/---

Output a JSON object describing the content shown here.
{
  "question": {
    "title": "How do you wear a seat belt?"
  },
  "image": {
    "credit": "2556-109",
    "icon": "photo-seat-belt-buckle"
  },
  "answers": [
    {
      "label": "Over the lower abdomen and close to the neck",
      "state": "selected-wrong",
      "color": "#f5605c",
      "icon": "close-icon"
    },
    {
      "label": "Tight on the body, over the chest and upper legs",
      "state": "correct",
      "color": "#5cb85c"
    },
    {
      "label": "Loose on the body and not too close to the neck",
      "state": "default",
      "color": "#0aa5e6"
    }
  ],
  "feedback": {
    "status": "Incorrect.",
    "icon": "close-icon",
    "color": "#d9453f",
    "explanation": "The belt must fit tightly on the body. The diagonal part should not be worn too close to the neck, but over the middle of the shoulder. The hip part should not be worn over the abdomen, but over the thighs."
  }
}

\---

Exercise: Repeat every record, exactly as written.

Written answer:
Output a JSON object describing the content shown here.
{
  "question": {
    "title": "How do you wear a seat belt?"
  },
  "image": {
    "credit": "2556-109",
    "icon": "photo-seat-belt-buckle"
  },
  "answers": [
    {
      "label": "Over the lower abdomen and close to the neck",
      "state": "selected-wrong",
      "color": "#f5605c",
      "icon": "close-icon"
    },
    {
      "label": "Tight on the body, over the chest and upper legs",
      "state": "correct",
      "color": "#5cb85c"
    },
    {
      "label": "Loose on the body and not too close to the neck",
      "state": "default",
      "color": "#0aa5e6"
    }
  ],
  "feedback": {
    "status": "Incorrect.",
    "icon": "close-icon",
    "color": "#d9453f",
    "explanation": "The belt must fit tightly on the body. The diagonal part should not be worn too close to the neck, but over the middle of the shoulder. The hip part should not be worn over the abdomen, but over the thighs."
  }
}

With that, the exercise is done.